[START Records for the exercise]
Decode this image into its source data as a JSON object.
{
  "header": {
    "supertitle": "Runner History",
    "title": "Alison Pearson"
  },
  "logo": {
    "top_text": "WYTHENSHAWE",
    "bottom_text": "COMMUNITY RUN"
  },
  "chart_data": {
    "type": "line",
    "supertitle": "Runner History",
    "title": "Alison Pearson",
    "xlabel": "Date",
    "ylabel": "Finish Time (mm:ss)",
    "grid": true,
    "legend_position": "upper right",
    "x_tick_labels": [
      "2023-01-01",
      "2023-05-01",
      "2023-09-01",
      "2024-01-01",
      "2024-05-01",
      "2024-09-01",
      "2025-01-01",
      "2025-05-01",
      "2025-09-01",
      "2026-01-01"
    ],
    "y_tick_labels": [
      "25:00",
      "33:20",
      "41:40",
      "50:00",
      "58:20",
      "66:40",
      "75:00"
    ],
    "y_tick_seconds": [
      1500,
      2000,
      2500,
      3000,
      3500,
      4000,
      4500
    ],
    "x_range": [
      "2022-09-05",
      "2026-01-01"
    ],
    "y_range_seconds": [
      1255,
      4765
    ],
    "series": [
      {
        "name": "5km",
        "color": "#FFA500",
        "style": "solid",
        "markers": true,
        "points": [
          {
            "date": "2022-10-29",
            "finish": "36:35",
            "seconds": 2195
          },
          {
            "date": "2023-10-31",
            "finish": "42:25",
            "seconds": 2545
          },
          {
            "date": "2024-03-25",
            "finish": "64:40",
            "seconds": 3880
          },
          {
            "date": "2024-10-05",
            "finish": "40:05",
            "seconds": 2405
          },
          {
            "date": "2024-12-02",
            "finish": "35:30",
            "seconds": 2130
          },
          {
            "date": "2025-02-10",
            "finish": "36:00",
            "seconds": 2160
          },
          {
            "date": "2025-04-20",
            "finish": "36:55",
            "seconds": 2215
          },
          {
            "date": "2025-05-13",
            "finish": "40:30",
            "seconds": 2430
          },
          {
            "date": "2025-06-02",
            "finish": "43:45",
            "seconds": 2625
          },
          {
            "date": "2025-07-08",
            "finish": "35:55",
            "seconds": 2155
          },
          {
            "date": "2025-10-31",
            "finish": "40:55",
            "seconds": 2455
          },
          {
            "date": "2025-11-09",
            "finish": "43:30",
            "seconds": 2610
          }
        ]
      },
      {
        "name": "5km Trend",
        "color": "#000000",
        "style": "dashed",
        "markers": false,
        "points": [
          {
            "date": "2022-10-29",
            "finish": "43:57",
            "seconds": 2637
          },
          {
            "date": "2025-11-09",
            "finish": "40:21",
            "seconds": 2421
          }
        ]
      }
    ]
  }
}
[END Records for the exercise]
### Task requirements
Restate all of the entries above precisely.

### Response for this exercise
Decode this image into its source data as a JSON object.
{
  "header": {
    "supertitle": "Runner History",
    "title": "Alison Pearson"
  },
  "logo": {
    "top_text": "WYTHENSHAWE",
    "bottom_text": "COMMUNITY RUN"
  },
  "chart_data": {
    "type": "line",
    "supertitle": "Runner History",
    "title": "Alison Pearson",
    "xlabel": "Date",
    "ylabel": "Finish Time (mm:ss)",
    "grid": true,
    "legend_position": "upper right",
    "x_tick_labels": [
      "2023-01-01",
      "2023-05-01",
      "2023-09-01",
      "2024-01-01",
      "2024-05-01",
      "2024-09-01",
      "2025-01-01",
      "2025-05-01",
      "2025-09-01",
      "2026-01-01"
    ],
    "y_tick_labels": [
      "25:00",
      "33:20",
      "41:40",
      "50:00",
      "58:20",
      "66:40",
      "75:00"
    ],
    "y_tick_seconds": [
      1500,
      2000,
      2500,
      3000,
      3500,
      4000,
      4500
    ],
    "x_range": [
      "2022-09-05",
      "2026-01-01"
    ],
    "y_range_seconds": [
      1255,
      4765
    ],
    "series": [
      {
        "name": "5km",
        "color": "#FFA500",
        "style": "solid",
        "markers": true,
        "points": [
          {
            "date": "2022-10-29",
            "finish": "36:35",
            "seconds": 2195
          },
          {
            "date": "2023-10-31",
            "finish": "42:25",
            "seconds": 2545
          },
          {
            "date": "2024-03-25",
            "finish": "64:40",
            "seconds": 3880
          },
          {
            "date": "2024-10-05",
            "finish": "40:05",
            "seconds": 2405
          },
          {
            "date": "2024-12-02",
            "finish": "35:30",
            "seconds": 2130
          },
          {
            "date": "2025-02-10",
            "finish": "36:00",
            "seconds": 2160
          },
          {
            "date": "2025-04-20",
            "finish": "36:55",
            "seconds": 2215
          },
          {
            "date": "2025-05-13",
            "finish": "40:30",
            "seconds": 2430
          },
          {
            "date": "2025-06-02",
            "finish": "43:45",
            "seconds": 2625
          },
          {
            "date": "2025-07-08",
            "finish": "35:55",
            "seconds": 2155
          },
          {
            "date": "2025-10-31",
            "finish": "40:55",
            "seconds": 2455
          },
          {
            "date": "2025-11-09",
            "finish": "43:30",
            "seconds": 2610
          }
        ]
      },
      {
        "name": "5km Trend",
        "color": "#000000",
        "style": "dashed",
        "markers": false,
        "points": [
          {
            "date": "2022-10-29",
            "finish": "43:57",
            "seconds": 2637
          },
          {
            "date": "2025-11-09",
            "finish": "40:21",
            "seconds": 2421
          }
        ]
      }
    ]
  }
}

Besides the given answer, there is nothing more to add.